>> start
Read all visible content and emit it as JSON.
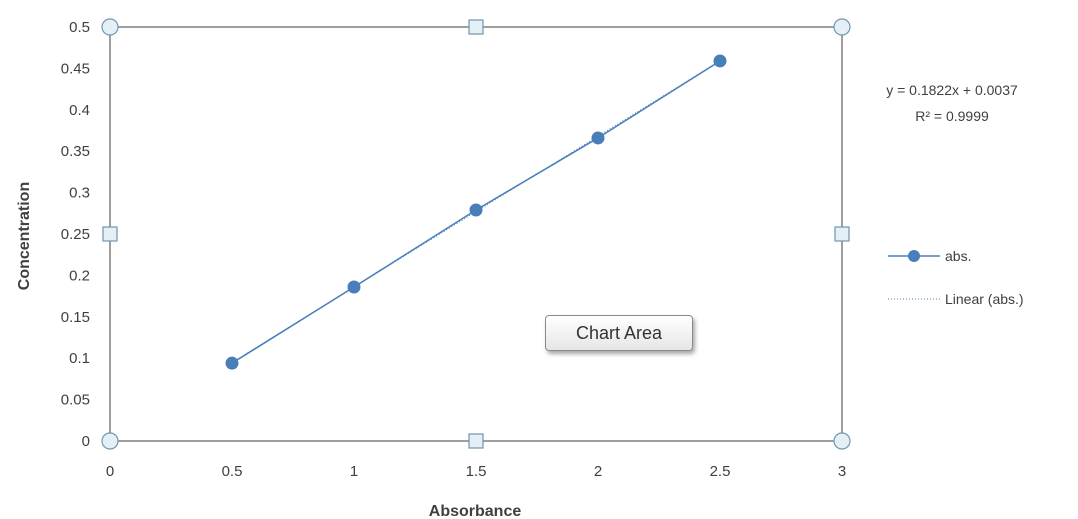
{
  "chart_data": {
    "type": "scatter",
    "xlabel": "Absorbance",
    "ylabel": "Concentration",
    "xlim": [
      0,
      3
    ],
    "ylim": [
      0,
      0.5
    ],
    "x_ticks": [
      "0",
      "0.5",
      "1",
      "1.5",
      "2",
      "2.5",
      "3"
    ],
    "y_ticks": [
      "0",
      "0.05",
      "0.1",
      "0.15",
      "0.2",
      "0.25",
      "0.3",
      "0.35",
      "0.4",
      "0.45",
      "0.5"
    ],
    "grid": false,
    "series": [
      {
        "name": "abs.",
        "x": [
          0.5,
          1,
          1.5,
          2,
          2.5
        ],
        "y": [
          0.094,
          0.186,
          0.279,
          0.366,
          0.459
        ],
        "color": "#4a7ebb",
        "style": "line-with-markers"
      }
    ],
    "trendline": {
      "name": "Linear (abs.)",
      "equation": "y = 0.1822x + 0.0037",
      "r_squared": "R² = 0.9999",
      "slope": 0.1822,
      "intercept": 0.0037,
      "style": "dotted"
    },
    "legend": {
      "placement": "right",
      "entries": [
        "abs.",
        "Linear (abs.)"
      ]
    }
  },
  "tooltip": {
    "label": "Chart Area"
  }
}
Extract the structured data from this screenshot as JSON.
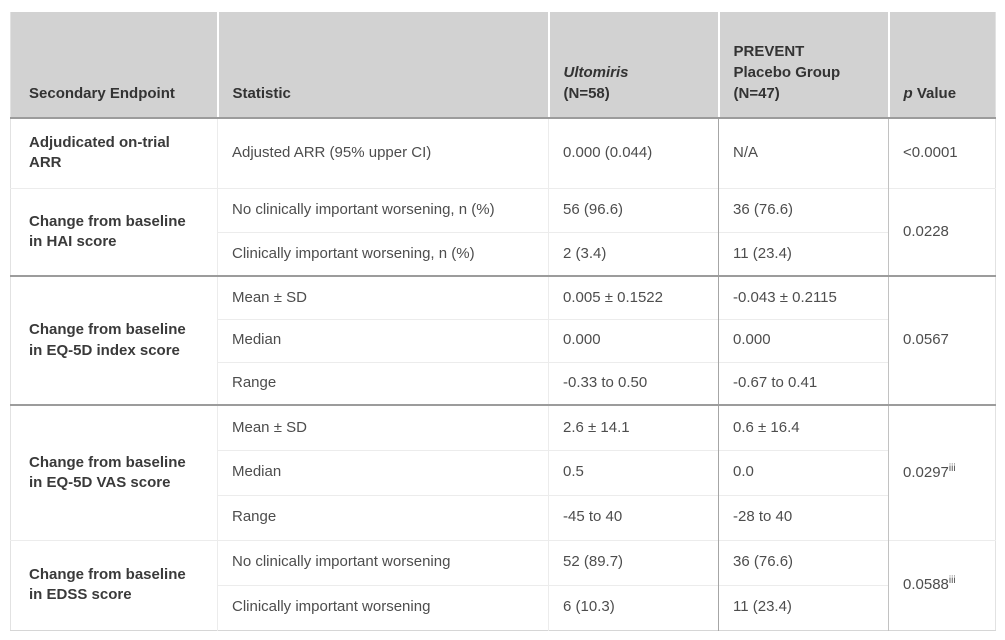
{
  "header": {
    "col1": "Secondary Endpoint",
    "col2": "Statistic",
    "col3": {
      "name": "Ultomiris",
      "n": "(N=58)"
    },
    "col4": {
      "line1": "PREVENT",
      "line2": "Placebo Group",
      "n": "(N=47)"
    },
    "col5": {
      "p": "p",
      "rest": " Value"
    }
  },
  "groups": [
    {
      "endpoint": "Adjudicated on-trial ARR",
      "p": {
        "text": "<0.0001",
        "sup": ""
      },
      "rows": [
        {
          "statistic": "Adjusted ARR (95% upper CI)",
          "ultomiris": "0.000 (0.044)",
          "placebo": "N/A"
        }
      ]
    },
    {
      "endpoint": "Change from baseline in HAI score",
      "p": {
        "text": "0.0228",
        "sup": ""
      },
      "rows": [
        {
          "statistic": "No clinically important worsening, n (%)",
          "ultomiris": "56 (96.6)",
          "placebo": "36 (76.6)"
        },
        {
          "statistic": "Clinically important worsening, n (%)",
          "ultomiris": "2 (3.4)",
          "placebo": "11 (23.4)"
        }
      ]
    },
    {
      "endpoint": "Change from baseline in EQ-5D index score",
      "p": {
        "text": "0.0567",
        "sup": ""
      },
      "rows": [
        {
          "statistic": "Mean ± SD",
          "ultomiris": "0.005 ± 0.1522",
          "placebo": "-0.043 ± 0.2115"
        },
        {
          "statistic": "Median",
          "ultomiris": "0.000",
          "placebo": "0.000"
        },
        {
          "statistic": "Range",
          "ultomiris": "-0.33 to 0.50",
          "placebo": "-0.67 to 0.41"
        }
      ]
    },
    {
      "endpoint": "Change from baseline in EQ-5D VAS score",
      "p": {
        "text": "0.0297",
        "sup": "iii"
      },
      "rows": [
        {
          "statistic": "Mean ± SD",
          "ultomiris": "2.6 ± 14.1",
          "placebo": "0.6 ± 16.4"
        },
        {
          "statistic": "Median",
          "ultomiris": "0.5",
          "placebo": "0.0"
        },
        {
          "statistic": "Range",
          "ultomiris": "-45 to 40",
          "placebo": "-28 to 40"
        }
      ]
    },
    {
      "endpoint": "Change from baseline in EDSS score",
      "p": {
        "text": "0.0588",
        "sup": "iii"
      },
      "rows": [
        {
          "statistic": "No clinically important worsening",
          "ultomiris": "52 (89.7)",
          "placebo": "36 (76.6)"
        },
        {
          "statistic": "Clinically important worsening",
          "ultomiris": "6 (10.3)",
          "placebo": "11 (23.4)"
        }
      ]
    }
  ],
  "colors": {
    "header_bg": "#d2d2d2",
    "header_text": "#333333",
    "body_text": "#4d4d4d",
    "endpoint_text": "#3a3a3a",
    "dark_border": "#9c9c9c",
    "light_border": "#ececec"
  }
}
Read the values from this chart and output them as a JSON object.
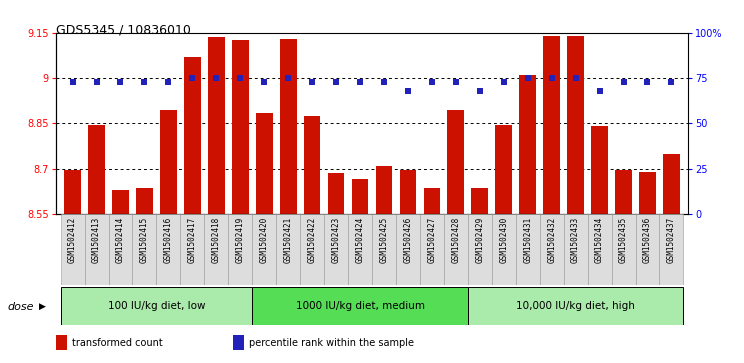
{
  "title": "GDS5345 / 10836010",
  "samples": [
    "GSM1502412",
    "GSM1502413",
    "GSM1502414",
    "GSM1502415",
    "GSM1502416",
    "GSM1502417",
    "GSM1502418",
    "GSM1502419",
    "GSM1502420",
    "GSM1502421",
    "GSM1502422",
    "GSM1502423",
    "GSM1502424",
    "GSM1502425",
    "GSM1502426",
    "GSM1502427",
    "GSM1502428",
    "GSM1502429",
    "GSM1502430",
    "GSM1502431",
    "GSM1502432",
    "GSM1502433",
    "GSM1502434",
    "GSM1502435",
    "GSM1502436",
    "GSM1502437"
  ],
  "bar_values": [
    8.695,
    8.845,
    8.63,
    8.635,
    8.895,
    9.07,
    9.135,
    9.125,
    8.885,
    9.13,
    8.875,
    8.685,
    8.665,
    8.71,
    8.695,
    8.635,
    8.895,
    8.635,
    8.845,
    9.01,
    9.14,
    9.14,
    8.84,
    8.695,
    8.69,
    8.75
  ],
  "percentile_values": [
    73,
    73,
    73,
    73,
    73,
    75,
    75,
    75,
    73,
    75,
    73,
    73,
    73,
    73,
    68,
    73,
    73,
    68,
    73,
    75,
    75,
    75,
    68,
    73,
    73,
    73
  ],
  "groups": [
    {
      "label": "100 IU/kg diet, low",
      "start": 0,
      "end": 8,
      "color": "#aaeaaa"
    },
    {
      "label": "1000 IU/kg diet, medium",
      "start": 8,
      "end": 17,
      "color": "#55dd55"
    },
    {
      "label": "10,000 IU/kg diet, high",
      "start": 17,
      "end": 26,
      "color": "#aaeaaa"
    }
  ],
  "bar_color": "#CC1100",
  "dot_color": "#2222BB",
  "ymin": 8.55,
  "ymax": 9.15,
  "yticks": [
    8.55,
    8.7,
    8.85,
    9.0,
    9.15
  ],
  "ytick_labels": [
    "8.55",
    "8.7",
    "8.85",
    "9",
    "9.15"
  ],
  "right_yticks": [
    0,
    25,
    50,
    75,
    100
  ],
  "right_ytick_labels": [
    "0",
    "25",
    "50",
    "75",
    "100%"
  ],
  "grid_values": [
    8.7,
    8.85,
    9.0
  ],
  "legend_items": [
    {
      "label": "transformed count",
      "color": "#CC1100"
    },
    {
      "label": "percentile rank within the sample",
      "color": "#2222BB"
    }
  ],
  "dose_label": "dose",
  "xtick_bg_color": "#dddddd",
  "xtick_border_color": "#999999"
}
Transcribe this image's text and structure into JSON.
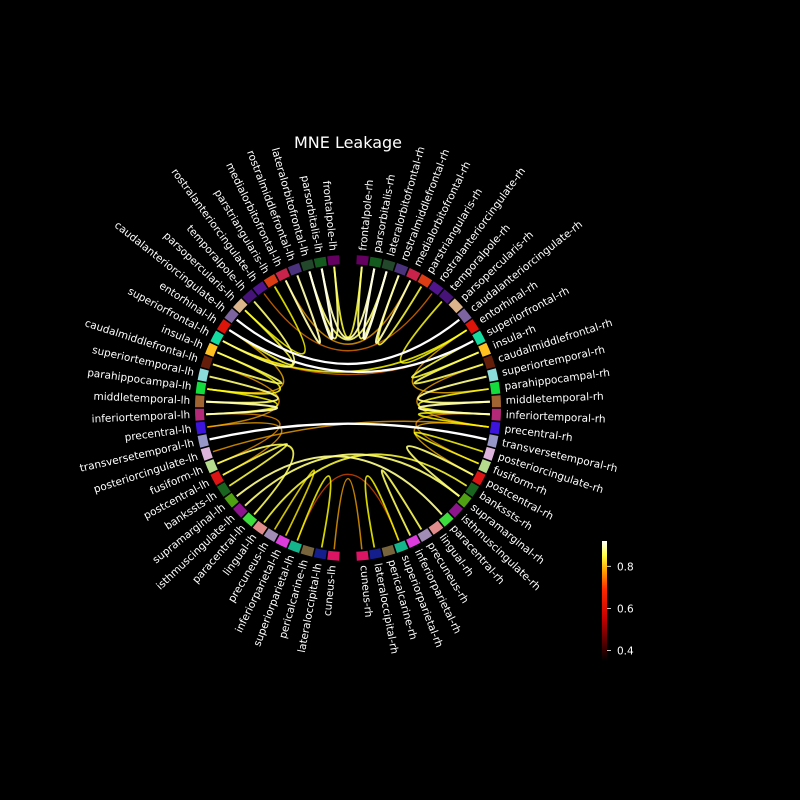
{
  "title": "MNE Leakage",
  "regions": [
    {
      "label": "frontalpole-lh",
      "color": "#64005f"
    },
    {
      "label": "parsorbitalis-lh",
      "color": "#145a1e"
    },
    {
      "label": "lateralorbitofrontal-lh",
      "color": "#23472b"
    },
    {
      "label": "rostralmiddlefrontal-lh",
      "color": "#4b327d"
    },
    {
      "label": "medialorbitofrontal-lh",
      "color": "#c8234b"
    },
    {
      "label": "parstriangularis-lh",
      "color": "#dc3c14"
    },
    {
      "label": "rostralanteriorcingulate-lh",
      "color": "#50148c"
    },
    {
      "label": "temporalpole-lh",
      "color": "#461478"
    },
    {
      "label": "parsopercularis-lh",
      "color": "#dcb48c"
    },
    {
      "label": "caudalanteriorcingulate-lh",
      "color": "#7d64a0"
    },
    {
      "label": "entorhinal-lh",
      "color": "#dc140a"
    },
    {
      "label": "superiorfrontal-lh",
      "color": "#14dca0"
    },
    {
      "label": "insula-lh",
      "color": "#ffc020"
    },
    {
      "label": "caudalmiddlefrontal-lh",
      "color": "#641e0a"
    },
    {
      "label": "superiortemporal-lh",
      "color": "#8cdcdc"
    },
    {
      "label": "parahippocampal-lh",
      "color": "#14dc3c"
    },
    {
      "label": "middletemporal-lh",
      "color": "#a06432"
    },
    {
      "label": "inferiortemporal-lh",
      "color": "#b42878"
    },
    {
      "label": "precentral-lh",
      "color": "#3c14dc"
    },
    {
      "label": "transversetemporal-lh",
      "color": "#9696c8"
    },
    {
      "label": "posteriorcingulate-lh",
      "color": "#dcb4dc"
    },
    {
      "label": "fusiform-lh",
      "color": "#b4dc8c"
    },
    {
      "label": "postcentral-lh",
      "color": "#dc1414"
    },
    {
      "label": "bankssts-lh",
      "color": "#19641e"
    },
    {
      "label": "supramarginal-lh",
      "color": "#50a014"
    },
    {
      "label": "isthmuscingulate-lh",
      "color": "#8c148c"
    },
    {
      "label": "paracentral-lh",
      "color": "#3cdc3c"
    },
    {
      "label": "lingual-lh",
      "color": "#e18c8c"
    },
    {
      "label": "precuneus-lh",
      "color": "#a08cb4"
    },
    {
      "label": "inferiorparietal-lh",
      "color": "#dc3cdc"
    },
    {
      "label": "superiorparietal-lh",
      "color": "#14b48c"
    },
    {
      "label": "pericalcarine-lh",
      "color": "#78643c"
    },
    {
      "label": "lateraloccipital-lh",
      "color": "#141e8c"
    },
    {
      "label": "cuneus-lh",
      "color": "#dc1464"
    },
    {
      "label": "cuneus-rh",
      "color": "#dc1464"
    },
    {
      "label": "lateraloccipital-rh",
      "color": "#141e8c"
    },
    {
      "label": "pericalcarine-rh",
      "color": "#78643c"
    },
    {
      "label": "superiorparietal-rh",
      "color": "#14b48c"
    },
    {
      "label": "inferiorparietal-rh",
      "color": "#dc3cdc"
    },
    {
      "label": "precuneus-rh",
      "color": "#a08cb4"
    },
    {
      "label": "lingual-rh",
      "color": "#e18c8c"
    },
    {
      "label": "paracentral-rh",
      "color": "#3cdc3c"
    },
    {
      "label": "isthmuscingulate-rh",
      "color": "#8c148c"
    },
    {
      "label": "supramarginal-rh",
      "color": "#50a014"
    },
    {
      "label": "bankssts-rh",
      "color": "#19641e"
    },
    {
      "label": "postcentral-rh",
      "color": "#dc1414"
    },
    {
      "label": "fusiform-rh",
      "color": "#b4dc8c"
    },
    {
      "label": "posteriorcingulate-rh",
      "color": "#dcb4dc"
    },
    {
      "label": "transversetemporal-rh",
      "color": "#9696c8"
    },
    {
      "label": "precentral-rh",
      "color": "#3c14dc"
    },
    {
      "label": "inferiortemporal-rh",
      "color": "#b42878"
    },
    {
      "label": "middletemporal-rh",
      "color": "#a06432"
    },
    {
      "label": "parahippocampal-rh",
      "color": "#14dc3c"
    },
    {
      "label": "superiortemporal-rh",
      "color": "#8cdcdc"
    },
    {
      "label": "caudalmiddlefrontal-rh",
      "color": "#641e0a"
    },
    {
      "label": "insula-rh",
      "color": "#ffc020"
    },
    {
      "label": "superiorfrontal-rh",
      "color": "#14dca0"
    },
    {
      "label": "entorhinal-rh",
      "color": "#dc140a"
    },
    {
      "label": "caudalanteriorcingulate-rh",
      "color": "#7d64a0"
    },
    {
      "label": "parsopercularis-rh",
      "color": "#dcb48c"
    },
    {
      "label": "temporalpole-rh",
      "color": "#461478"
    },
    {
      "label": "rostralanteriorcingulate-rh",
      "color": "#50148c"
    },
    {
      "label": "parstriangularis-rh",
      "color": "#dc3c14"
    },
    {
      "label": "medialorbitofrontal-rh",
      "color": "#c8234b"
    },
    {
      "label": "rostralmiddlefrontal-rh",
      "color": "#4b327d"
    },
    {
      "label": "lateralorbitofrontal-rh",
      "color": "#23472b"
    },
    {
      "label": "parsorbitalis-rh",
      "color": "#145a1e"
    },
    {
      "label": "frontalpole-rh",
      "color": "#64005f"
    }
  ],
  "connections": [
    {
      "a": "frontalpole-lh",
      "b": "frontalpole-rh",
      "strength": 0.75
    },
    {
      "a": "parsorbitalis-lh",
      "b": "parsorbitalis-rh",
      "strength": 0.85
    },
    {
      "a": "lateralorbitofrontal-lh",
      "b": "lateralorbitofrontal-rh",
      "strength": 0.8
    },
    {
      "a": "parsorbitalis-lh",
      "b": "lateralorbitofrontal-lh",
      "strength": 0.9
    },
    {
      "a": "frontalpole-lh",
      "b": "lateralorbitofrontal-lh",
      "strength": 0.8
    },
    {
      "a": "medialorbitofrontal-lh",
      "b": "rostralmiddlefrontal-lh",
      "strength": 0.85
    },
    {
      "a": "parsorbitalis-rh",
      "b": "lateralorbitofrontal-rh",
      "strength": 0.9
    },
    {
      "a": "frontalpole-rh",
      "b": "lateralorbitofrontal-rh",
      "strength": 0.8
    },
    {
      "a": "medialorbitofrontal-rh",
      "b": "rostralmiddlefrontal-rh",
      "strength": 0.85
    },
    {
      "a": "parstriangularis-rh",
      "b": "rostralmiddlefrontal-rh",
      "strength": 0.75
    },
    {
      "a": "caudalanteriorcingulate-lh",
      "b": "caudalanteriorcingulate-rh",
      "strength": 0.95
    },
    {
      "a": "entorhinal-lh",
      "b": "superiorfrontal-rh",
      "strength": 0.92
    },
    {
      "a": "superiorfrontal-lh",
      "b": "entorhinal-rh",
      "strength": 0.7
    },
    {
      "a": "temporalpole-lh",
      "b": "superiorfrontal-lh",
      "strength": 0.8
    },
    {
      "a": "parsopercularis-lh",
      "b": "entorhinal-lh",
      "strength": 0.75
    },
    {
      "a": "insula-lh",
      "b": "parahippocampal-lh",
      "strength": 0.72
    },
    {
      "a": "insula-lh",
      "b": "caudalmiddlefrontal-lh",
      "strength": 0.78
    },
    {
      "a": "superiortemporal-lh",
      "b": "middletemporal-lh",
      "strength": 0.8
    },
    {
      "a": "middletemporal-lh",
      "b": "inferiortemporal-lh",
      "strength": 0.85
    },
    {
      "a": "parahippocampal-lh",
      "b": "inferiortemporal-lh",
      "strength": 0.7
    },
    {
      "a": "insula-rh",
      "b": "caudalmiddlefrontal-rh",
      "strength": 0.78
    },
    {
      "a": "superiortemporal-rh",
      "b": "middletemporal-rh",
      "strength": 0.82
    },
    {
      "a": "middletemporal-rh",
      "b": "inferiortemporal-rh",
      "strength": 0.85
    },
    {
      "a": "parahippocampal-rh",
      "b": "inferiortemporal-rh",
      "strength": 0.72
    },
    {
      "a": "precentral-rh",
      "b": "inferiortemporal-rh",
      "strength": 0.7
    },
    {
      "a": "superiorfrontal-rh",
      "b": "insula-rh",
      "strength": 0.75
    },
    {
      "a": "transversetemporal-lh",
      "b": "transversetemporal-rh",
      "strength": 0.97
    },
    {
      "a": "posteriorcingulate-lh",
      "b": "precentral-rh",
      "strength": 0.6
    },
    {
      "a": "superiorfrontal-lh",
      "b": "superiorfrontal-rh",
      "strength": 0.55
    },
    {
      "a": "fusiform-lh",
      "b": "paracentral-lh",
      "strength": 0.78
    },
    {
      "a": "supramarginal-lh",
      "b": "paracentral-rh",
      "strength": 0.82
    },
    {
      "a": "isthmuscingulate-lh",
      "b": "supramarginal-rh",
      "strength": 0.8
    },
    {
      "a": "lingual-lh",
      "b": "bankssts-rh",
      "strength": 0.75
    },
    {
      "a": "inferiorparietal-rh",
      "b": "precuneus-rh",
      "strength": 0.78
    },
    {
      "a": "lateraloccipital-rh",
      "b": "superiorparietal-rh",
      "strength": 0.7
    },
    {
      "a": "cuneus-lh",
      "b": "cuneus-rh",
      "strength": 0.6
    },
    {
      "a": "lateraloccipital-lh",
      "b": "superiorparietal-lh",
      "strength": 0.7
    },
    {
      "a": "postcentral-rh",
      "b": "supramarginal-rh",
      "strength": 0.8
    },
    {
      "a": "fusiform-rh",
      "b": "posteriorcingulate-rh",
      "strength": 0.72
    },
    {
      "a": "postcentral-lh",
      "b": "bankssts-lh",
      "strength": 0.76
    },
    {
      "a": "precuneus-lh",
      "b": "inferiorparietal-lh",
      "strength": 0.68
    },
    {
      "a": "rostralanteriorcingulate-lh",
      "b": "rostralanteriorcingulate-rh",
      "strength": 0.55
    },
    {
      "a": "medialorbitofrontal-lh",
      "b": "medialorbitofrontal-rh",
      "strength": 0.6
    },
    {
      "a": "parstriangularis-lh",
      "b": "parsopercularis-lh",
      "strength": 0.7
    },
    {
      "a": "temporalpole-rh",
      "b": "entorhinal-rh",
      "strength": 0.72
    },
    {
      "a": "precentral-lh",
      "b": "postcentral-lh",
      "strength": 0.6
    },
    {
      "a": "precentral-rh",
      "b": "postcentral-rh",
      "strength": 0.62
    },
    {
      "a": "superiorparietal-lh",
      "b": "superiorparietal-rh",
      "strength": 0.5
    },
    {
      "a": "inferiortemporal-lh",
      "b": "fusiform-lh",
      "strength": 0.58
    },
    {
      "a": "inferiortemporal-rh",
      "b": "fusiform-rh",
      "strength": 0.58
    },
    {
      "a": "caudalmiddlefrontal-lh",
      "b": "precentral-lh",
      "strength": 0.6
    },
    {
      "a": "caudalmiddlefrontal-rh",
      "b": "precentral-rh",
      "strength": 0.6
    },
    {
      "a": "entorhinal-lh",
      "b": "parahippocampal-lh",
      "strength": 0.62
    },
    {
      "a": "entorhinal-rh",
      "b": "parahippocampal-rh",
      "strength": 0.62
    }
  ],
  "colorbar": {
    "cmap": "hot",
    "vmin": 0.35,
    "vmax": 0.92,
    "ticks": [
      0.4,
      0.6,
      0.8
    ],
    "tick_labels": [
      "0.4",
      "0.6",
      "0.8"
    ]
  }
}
>> end
> _WHAT IS NEEDED_: Give the number of lines in the entries that hold the word "superiorparietal", and nothing else.

> _THE ANSWER_: 6